:: Listed entries ::
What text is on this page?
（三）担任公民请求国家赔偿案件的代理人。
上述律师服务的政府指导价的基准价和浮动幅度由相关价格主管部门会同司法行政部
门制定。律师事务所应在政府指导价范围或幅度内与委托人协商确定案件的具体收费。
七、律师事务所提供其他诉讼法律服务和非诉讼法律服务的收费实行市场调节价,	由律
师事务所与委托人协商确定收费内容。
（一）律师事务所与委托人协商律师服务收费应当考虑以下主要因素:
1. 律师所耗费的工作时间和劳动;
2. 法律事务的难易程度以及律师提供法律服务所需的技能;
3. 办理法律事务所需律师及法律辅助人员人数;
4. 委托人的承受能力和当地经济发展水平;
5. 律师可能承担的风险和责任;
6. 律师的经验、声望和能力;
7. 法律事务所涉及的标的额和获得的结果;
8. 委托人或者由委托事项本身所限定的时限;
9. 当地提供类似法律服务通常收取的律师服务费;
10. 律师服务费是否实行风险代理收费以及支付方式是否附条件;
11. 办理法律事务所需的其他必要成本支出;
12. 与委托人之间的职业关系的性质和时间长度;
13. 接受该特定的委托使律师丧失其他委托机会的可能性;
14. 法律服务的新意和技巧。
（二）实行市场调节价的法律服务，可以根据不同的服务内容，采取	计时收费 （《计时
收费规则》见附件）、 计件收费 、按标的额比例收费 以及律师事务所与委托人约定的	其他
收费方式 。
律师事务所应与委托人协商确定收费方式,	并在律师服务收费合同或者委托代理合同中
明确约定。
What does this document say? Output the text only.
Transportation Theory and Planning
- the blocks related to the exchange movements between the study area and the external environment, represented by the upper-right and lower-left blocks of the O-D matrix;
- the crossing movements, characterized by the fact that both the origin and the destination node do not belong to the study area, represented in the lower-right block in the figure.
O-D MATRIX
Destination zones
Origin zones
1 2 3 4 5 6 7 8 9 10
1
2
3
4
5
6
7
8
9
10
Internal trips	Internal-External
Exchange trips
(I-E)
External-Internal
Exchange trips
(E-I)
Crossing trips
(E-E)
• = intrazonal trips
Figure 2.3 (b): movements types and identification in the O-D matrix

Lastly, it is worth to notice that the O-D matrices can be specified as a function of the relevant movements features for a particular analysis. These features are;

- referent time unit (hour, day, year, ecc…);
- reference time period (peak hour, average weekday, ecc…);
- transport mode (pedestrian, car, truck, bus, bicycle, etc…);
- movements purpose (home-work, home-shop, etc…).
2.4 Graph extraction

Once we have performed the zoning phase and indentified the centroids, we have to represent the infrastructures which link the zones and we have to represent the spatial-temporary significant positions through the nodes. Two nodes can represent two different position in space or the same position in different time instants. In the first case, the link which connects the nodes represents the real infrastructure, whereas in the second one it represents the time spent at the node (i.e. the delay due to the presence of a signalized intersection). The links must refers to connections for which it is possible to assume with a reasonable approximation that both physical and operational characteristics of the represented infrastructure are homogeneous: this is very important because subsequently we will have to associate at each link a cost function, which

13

:: Do this ::
Pull out all lines in the data above that include "trips".

:: Exercise response ::
Internal trips	Internal-External
Exchange trips
Exchange trips
Crossing trips
• = intrazonal trips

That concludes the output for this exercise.